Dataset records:
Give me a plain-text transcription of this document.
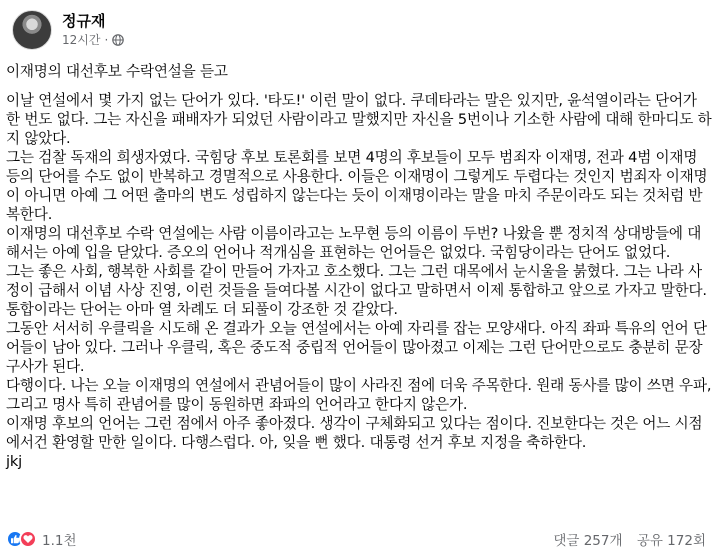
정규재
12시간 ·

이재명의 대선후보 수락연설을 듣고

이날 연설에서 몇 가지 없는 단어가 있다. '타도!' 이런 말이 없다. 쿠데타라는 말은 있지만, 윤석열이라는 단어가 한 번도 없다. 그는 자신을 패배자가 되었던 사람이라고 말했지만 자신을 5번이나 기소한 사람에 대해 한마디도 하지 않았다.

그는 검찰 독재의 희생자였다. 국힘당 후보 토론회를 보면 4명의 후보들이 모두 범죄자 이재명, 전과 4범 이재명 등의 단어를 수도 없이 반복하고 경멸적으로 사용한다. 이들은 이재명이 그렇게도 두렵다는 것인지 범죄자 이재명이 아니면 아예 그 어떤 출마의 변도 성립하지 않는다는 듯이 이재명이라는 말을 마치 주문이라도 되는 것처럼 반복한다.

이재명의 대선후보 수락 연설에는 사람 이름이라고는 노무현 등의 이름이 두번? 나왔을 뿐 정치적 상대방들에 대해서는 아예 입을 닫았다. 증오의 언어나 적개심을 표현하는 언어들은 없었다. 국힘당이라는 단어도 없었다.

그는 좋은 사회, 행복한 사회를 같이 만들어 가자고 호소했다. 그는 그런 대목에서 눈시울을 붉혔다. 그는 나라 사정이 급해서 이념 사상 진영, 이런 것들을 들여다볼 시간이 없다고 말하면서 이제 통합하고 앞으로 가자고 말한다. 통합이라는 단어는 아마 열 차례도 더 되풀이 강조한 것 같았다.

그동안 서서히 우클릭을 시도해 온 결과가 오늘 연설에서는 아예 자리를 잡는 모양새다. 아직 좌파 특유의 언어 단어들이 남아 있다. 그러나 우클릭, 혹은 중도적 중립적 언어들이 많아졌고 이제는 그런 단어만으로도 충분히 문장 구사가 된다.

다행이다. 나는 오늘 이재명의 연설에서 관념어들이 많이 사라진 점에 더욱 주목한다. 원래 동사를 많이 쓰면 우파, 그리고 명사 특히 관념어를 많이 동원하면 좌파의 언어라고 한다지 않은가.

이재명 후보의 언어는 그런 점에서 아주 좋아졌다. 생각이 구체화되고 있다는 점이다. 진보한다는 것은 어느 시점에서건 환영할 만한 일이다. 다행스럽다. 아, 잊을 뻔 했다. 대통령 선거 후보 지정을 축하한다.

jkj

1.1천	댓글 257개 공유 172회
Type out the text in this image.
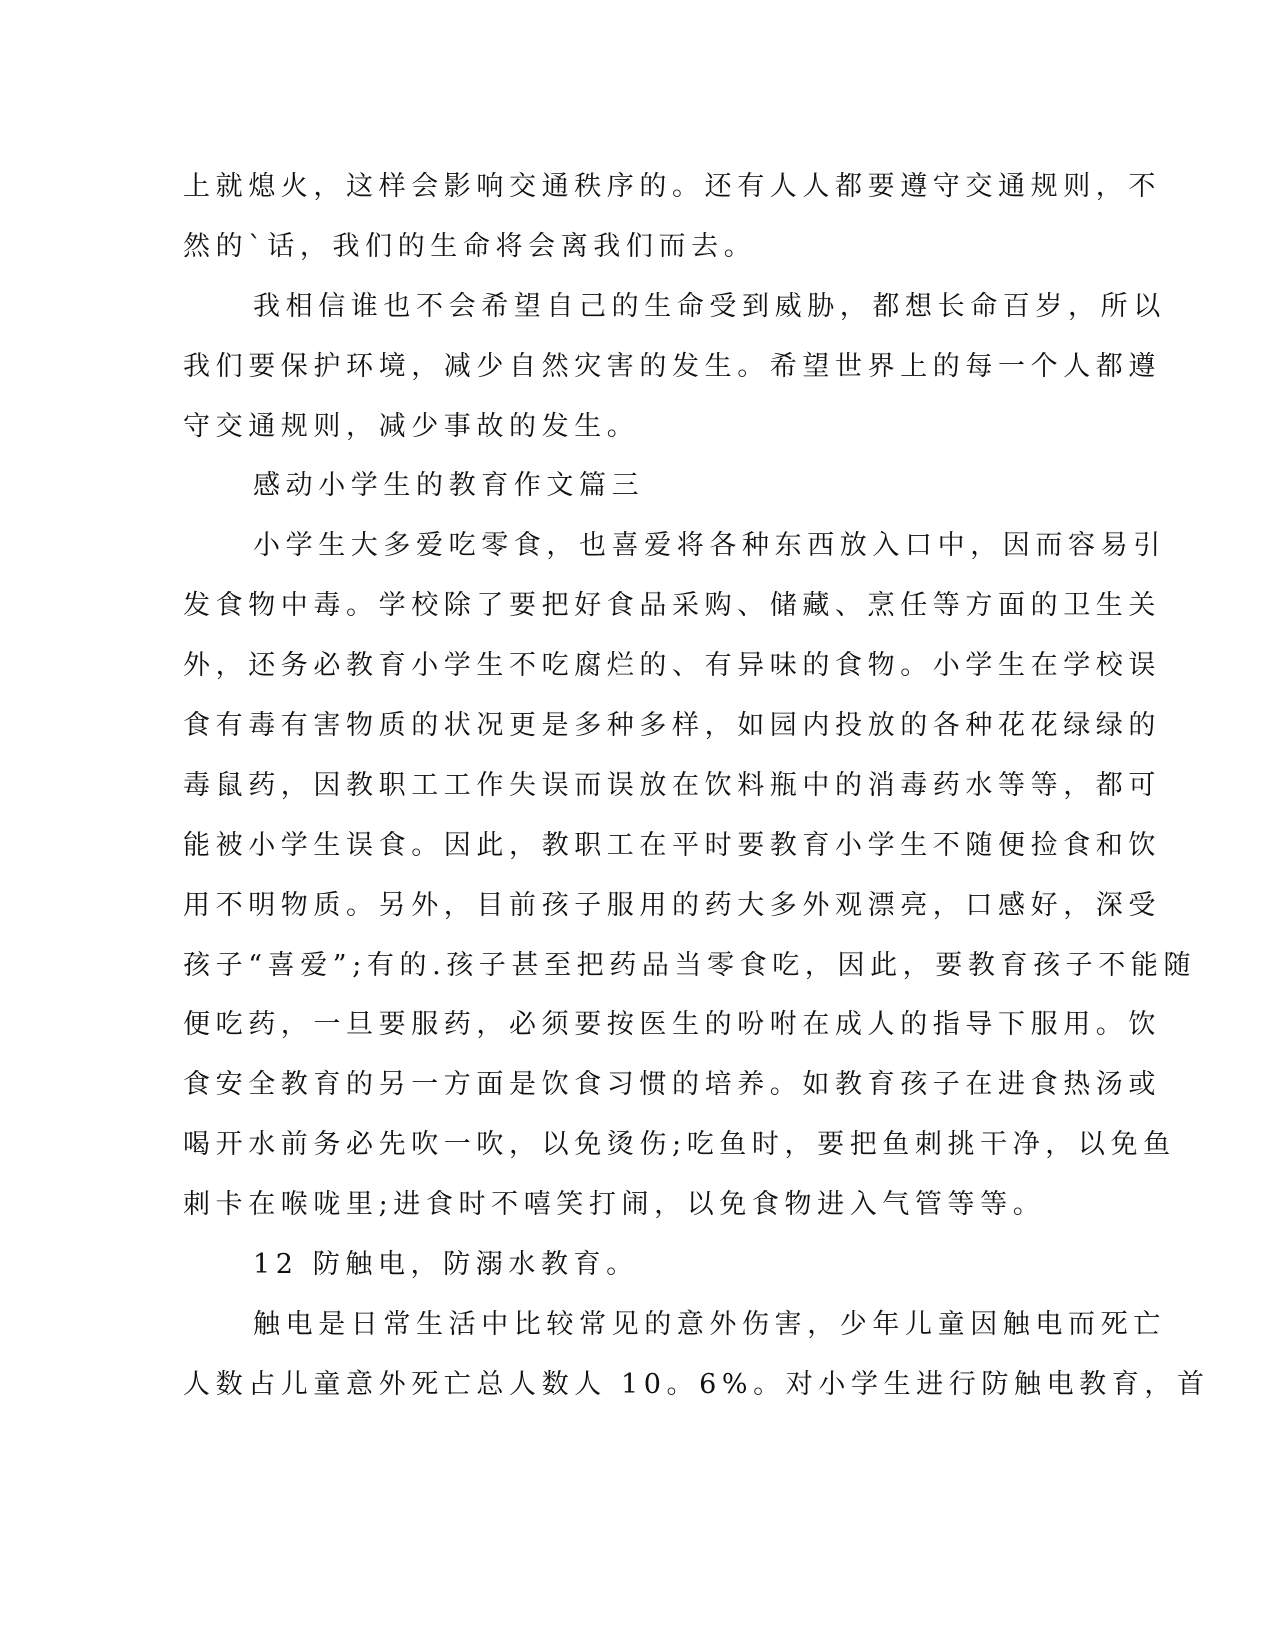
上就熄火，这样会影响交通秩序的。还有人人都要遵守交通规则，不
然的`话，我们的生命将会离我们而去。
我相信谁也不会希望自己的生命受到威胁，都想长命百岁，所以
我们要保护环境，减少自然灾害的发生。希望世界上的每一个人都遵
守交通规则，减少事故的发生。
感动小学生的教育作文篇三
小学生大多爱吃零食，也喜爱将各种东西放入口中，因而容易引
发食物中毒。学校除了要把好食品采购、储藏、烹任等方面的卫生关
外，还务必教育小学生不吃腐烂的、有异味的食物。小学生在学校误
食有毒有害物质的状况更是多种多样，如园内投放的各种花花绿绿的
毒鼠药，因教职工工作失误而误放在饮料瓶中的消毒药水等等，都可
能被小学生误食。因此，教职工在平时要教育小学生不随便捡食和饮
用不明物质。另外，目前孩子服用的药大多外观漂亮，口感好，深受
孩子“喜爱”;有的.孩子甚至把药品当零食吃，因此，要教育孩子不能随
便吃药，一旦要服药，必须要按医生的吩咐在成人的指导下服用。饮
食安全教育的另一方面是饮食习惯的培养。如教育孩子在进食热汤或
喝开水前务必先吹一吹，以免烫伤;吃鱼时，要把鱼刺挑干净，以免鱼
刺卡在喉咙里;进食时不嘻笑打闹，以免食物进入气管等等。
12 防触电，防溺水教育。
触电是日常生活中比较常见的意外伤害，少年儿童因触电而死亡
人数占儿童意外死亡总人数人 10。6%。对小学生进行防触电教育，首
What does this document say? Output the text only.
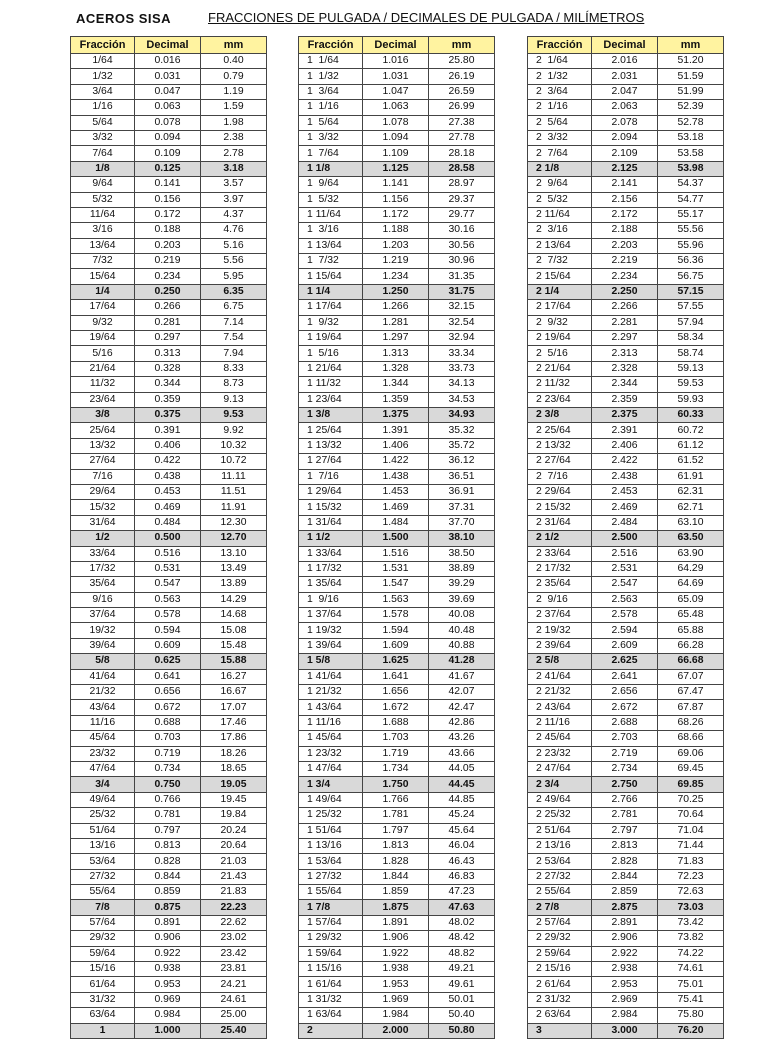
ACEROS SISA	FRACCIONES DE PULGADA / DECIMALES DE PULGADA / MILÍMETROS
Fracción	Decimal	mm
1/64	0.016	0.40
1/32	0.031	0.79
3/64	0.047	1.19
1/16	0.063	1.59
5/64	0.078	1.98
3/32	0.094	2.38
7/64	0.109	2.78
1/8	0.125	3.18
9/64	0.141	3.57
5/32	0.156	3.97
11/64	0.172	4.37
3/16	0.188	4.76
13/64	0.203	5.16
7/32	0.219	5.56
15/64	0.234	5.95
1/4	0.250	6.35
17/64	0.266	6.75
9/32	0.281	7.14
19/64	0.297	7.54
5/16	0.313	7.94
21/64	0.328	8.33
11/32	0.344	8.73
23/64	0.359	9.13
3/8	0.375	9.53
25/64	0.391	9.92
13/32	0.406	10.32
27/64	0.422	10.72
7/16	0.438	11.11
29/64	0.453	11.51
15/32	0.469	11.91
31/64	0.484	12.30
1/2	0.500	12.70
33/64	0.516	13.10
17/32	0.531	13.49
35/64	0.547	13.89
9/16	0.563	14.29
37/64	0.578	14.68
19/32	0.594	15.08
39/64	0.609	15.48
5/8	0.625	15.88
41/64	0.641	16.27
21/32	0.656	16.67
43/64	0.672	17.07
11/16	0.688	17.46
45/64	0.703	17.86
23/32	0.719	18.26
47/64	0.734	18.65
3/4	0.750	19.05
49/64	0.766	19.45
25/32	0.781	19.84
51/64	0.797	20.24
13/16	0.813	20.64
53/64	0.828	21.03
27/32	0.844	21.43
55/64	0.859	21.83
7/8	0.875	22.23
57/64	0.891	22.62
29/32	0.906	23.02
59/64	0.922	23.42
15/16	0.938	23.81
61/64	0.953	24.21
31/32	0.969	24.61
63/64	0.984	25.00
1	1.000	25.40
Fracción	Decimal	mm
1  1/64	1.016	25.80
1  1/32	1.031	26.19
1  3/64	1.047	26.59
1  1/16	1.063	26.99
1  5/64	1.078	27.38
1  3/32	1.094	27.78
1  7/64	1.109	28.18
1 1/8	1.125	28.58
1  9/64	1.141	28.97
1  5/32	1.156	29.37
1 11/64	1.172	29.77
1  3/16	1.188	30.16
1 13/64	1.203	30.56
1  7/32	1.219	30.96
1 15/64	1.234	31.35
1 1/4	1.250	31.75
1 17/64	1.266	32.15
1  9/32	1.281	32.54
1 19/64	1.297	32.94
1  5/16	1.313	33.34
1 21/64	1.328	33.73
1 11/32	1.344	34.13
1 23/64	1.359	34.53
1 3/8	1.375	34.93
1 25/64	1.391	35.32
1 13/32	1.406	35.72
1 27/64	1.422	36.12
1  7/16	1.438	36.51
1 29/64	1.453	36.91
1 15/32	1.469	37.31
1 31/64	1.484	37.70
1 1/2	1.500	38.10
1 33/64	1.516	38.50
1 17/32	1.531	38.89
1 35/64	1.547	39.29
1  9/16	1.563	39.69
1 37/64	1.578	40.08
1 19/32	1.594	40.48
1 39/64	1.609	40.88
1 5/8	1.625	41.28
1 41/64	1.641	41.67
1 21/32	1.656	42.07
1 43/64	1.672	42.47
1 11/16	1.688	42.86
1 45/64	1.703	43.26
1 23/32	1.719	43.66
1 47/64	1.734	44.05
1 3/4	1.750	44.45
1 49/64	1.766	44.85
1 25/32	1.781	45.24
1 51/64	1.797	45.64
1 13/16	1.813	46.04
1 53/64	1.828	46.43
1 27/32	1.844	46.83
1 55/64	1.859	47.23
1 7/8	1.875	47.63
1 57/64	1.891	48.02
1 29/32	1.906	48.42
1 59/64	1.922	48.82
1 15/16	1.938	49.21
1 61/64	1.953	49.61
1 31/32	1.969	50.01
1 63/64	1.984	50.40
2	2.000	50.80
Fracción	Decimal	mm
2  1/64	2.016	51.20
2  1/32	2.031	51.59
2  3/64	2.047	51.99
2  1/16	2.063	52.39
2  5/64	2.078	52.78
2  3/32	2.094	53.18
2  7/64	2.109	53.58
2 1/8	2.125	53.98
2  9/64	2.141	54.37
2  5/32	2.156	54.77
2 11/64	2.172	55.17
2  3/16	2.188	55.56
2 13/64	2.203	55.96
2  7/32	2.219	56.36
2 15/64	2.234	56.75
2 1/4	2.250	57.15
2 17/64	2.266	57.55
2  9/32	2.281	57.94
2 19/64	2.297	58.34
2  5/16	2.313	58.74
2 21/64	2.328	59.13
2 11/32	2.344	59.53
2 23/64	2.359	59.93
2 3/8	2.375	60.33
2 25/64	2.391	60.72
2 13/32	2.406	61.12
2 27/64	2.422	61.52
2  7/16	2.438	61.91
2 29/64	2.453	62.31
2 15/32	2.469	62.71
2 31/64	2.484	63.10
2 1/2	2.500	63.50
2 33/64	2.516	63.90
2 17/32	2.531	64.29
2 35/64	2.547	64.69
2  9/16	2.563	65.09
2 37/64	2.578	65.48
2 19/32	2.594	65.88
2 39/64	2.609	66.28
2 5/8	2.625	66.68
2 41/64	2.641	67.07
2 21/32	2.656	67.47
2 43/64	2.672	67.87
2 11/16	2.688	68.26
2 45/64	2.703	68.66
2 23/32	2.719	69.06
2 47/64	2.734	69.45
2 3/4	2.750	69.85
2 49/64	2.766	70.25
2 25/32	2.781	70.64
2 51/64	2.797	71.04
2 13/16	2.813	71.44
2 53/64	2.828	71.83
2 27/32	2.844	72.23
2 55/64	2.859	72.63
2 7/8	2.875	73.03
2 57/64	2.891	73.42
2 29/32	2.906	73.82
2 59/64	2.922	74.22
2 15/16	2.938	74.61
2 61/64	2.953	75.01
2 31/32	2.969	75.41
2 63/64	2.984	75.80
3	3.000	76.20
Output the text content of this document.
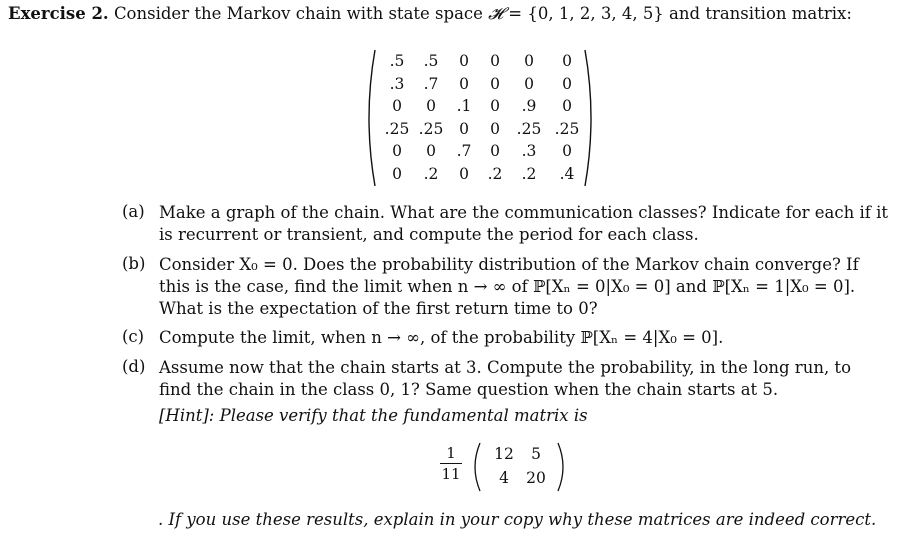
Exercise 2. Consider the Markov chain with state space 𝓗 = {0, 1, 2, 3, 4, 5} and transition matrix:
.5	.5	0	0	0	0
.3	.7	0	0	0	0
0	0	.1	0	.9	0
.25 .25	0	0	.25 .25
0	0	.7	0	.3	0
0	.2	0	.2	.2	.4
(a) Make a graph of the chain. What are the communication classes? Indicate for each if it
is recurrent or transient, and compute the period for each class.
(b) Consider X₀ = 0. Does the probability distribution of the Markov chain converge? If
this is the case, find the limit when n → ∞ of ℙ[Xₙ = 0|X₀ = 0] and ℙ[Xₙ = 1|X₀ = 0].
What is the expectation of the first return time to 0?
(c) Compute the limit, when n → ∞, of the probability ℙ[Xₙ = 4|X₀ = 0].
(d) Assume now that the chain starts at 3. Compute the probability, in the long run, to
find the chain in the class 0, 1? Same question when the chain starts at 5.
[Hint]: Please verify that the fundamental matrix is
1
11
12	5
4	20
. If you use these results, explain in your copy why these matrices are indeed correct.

Work instructions: Show all lines from the records above where the word "starts" occurs.

Response to this exercise:
(d) Assume now that the chain starts at 3. Compute the probability, in the long run, to
find the chain in the class 0, 1? Same question when the chain starts at 5.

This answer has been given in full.